**Stated exercise**
Lines containing the word "page" should be extracted in full.

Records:
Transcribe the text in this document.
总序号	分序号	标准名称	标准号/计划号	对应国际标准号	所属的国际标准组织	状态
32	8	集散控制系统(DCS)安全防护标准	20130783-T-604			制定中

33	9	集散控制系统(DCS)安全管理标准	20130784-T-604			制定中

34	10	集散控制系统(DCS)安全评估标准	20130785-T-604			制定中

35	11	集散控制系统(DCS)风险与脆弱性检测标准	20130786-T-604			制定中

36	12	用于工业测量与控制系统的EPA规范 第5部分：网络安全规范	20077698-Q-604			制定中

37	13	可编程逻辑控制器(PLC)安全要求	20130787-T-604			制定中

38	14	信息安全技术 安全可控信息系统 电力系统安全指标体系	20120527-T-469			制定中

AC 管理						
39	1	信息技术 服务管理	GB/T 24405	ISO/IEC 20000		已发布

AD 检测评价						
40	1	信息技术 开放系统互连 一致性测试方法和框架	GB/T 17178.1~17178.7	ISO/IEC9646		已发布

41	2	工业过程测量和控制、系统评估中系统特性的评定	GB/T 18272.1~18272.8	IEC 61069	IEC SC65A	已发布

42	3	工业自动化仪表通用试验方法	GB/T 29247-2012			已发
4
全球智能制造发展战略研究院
---
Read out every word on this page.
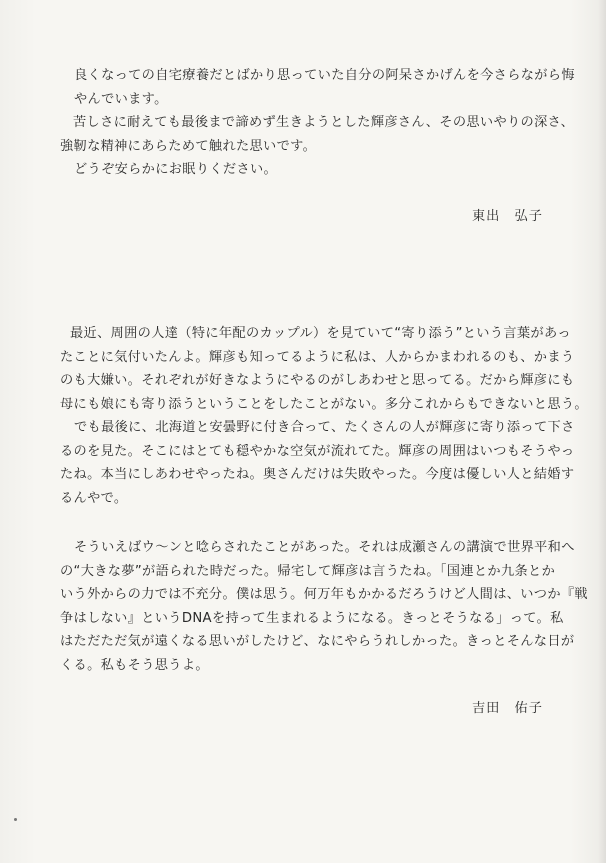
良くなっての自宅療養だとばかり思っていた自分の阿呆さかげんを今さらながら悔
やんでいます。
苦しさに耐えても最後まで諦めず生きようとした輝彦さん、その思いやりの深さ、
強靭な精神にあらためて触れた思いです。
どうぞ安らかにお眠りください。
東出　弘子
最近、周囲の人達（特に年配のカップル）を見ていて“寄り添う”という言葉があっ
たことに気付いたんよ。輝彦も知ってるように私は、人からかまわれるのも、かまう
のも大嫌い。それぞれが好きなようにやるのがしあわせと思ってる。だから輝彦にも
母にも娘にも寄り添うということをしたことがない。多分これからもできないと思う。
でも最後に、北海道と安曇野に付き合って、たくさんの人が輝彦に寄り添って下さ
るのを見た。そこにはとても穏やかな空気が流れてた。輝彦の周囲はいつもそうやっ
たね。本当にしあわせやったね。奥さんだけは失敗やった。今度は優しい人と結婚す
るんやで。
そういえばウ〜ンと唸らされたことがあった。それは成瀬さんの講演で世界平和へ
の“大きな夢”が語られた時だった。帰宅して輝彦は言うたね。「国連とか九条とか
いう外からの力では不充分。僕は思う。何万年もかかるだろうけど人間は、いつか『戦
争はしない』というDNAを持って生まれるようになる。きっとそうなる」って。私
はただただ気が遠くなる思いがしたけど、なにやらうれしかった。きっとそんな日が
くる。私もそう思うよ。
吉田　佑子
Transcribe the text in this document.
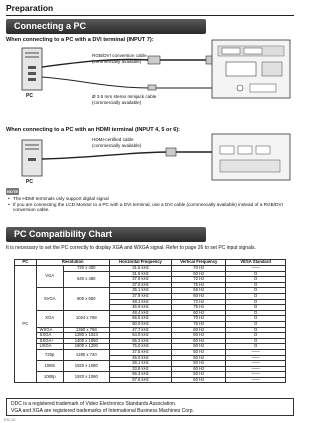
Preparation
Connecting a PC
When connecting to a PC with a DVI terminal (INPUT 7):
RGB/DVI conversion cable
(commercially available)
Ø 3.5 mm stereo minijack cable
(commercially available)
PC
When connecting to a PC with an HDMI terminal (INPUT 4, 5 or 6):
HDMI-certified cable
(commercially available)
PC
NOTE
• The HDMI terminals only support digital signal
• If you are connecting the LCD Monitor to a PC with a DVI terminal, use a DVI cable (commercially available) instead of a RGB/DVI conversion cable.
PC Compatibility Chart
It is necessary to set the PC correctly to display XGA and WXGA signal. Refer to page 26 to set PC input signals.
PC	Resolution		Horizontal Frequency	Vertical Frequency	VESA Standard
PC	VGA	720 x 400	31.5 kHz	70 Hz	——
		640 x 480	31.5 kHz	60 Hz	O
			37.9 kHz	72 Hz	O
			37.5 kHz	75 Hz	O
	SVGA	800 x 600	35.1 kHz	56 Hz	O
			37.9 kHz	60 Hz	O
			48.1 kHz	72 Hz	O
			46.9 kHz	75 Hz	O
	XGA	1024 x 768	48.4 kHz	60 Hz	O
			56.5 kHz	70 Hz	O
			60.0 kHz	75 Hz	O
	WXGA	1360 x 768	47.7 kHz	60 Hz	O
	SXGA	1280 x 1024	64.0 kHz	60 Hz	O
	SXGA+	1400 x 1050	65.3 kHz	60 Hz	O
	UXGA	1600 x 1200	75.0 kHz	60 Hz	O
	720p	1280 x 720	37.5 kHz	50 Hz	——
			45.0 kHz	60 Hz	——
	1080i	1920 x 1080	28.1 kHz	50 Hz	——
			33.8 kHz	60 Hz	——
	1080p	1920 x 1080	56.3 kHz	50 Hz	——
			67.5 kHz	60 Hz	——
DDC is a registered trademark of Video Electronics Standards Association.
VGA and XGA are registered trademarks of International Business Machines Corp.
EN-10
==
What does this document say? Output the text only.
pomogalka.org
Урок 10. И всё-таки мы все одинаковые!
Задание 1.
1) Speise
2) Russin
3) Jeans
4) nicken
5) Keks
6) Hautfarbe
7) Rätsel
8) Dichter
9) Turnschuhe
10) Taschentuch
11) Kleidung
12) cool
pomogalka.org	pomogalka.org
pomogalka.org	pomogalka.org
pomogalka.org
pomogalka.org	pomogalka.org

**Answer to the exercise**
Read out every word on this page.
It is necessary to set the PC correctly to display XGA and WXGA signal. Refer to page 26 to set PC input signals.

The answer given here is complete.